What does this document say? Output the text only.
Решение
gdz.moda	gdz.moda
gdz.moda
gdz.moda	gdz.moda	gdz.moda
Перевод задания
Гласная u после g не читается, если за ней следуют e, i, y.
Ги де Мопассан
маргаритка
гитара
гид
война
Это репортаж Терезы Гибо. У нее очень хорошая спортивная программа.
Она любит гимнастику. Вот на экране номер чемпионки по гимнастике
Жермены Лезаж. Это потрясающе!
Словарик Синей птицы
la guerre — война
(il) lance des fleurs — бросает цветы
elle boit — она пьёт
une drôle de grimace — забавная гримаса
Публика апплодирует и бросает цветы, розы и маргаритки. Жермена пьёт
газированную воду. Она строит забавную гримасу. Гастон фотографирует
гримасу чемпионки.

------------------------------------------------------------------------

Reproduce every line of the data verbatim.

§ **RESPONSE TO THIS EXERCISE**
What does this document say? Output the text only.
Решение
gdz.moda	gdz.moda
gdz.moda
gdz.moda	gdz.moda	gdz.moda
Перевод задания
Гласная u после g не читается, если за ней следуют e, i, y.
Ги де Мопассан
маргаритка
гитара
гид
война
Это репортаж Терезы Гибо. У нее очень хорошая спортивная программа.
Она любит гимнастику. Вот на экране номер чемпионки по гимнастике
Жермены Лезаж. Это потрясающе!
Словарик Синей птицы
la guerre — война
(il) lance des fleurs — бросает цветы
elle boit — она пьёт
une drôle de grimace — забавная гримаса
Публика апплодирует и бросает цветы, розы и маргаритки. Жермена пьёт
газированную воду. Она строит забавную гримасу. Гастон фотографирует
гримасу чемпионки.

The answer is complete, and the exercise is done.